WHAT IS EXPECTED:
Each line that follows is to be retyped exactly.

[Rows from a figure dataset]
++++++++++

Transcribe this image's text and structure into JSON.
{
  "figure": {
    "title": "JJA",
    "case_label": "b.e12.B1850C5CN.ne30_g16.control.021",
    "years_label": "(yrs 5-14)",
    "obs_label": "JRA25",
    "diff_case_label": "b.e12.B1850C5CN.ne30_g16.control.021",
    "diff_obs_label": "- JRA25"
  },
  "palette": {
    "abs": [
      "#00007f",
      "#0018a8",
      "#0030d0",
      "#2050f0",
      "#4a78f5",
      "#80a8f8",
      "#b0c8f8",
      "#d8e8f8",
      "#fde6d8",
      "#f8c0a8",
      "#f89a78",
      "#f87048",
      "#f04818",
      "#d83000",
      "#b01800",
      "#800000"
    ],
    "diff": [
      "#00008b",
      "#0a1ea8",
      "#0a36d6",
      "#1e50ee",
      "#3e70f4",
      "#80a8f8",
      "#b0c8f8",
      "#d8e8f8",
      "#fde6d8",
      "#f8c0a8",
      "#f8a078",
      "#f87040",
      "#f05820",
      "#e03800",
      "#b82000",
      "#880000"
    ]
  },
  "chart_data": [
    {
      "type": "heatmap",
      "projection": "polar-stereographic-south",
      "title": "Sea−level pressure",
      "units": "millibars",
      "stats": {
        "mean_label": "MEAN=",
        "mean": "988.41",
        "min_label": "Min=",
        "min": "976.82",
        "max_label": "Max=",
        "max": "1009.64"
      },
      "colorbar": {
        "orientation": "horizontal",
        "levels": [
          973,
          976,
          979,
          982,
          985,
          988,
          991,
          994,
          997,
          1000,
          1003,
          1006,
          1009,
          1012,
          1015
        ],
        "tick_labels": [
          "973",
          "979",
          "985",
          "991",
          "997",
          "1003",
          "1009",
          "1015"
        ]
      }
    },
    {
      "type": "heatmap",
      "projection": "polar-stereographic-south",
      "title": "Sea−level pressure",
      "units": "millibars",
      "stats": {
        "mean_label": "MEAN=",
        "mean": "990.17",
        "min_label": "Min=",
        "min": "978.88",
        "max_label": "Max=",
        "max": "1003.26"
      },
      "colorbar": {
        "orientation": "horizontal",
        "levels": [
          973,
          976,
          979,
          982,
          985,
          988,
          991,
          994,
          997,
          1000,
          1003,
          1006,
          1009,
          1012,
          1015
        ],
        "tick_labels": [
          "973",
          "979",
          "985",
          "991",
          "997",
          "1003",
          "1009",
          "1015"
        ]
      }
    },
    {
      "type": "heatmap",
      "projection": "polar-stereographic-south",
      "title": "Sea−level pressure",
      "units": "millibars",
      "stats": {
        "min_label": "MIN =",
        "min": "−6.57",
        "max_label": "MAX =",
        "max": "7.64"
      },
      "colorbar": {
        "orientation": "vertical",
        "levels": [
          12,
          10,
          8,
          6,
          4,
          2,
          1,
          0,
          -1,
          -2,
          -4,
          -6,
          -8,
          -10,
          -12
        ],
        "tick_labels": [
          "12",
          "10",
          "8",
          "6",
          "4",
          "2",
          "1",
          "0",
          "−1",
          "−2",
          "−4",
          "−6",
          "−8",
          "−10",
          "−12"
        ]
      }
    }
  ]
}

++++++++++

TASK SOLUTION:
Transcribe this image's text and structure into JSON.
{
  "figure": {
    "title": "JJA",
    "case_label": "b.e12.B1850C5CN.ne30_g16.control.021",
    "years_label": "(yrs 5-14)",
    "obs_label": "JRA25",
    "diff_case_label": "b.e12.B1850C5CN.ne30_g16.control.021",
    "diff_obs_label": "- JRA25"
  },
  "palette": {
    "abs": [
      "#00007f",
      "#0018a8",
      "#0030d0",
      "#2050f0",
      "#4a78f5",
      "#80a8f8",
      "#b0c8f8",
      "#d8e8f8",
      "#fde6d8",
      "#f8c0a8",
      "#f89a78",
      "#f87048",
      "#f04818",
      "#d83000",
      "#b01800",
      "#800000"
    ],
    "diff": [
      "#00008b",
      "#0a1ea8",
      "#0a36d6",
      "#1e50ee",
      "#3e70f4",
      "#80a8f8",
      "#b0c8f8",
      "#d8e8f8",
      "#fde6d8",
      "#f8c0a8",
      "#f8a078",
      "#f87040",
      "#f05820",
      "#e03800",
      "#b82000",
      "#880000"
    ]
  },
  "chart_data": [
    {
      "type": "heatmap",
      "projection": "polar-stereographic-south",
      "title": "Sea−level pressure",
      "units": "millibars",
      "stats": {
        "mean_label": "MEAN=",
        "mean": "988.41",
        "min_label": "Min=",
        "min": "976.82",
        "max_label": "Max=",
        "max": "1009.64"
      },
      "colorbar": {
        "orientation": "horizontal",
        "levels": [
          973,
          976,
          979,
          982,
          985,
          988,
          991,
          994,
          997,
          1000,
          1003,
          1006,
          1009,
          1012,
          1015
        ],
        "tick_labels": [
          "973",
          "979",
          "985",
          "991",
          "997",
          "1003",
          "1009",
          "1015"
        ]
      }
    },
    {
      "type": "heatmap",
      "projection": "polar-stereographic-south",
      "title": "Sea−level pressure",
      "units": "millibars",
      "stats": {
        "mean_label": "MEAN=",
        "mean": "990.17",
        "min_label": "Min=",
        "min": "978.88",
        "max_label": "Max=",
        "max": "1003.26"
      },
      "colorbar": {
        "orientation": "horizontal",
        "levels": [
          973,
          976,
          979,
          982,
          985,
          988,
          991,
          994,
          997,
          1000,
          1003,
          1006,
          1009,
          1012,
          1015
        ],
        "tick_labels": [
          "973",
          "979",
          "985",
          "991",
          "997",
          "1003",
          "1009",
          "1015"
        ]
      }
    },
    {
      "type": "heatmap",
      "projection": "polar-stereographic-south",
      "title": "Sea−level pressure",
      "units": "millibars",
      "stats": {
        "min_label": "MIN =",
        "min": "−6.57",
        "max_label": "MAX =",
        "max": "7.64"
      },
      "colorbar": {
        "orientation": "vertical",
        "levels": [
          12,
          10,
          8,
          6,
          4,
          2,
          1,
          0,
          -1,
          -2,
          -4,
          -6,
          -8,
          -10,
          -12
        ],
        "tick_labels": [
          "12",
          "10",
          "8",
          "6",
          "4",
          "2",
          "1",
          "0",
          "−1",
          "−2",
          "−4",
          "−6",
          "−8",
          "−10",
          "−12"
        ]
      }
    }
  ]
}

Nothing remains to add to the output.